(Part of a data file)
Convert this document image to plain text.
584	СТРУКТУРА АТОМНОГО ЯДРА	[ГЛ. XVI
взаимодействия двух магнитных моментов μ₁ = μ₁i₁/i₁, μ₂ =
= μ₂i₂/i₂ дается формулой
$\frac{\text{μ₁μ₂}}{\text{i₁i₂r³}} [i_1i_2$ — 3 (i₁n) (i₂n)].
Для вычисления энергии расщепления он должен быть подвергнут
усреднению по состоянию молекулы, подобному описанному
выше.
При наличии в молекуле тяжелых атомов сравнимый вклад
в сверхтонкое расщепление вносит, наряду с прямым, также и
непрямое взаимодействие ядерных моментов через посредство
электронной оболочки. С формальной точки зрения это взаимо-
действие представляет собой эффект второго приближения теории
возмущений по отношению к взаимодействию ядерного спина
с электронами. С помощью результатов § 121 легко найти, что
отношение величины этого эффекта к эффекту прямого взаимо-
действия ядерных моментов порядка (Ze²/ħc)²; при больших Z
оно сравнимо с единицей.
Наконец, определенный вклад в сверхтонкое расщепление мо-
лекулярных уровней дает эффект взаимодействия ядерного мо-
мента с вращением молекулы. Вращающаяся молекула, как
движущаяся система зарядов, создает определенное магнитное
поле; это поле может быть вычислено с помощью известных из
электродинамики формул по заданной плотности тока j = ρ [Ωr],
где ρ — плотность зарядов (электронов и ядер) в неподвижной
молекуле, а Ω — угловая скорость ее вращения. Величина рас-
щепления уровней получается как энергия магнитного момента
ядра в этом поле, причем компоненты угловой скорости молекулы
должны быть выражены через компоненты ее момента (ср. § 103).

▸ **Exercise aim**: Give a word-for-word copy of the records.

▸ **Solved exercise**:
Convert this document image to plain text.
584	СТРУКТУРА АТОМНОГО ЯДРА	[ГЛ. XVI
взаимодействия двух магнитных моментов μ₁ = μ₁i₁/i₁, μ₂ =
= μ₂i₂/i₂ дается формулой
$\frac{\text{μ₁μ₂}}{\text{i₁i₂r³}} [i_1i_2$ — 3 (i₁n) (i₂n)].
Для вычисления энергии расщепления он должен быть подвергнут
усреднению по состоянию молекулы, подобному описанному
выше.
При наличии в молекуле тяжелых атомов сравнимый вклад
в сверхтонкое расщепление вносит, наряду с прямым, также и
непрямое взаимодействие ядерных моментов через посредство
электронной оболочки. С формальной точки зрения это взаимо-
действие представляет собой эффект второго приближения теории
возмущений по отношению к взаимодействию ядерного спина
с электронами. С помощью результатов § 121 легко найти, что
отношение величины этого эффекта к эффекту прямого взаимо-
действия ядерных моментов порядка (Ze²/ħc)²; при больших Z
оно сравнимо с единицей.
Наконец, определенный вклад в сверхтонкое расщепление мо-
лекулярных уровней дает эффект взаимодействия ядерного мо-
мента с вращением молекулы. Вращающаяся молекула, как
движущаяся система зарядов, создает определенное магнитное
поле; это поле может быть вычислено с помощью известных из
электродинамики формул по заданной плотности тока j = ρ [Ωr],
где ρ — плотность зарядов (электронов и ядер) в неподвижной
молекуле, а Ω — угловая скорость ее вращения. Величина рас-
щепления уровней получается как энергия магнитного момента
ядра в этом поле, причем компоненты угловой скорости молекулы
должны быть выражены через компоненты ее момента (ср. § 103).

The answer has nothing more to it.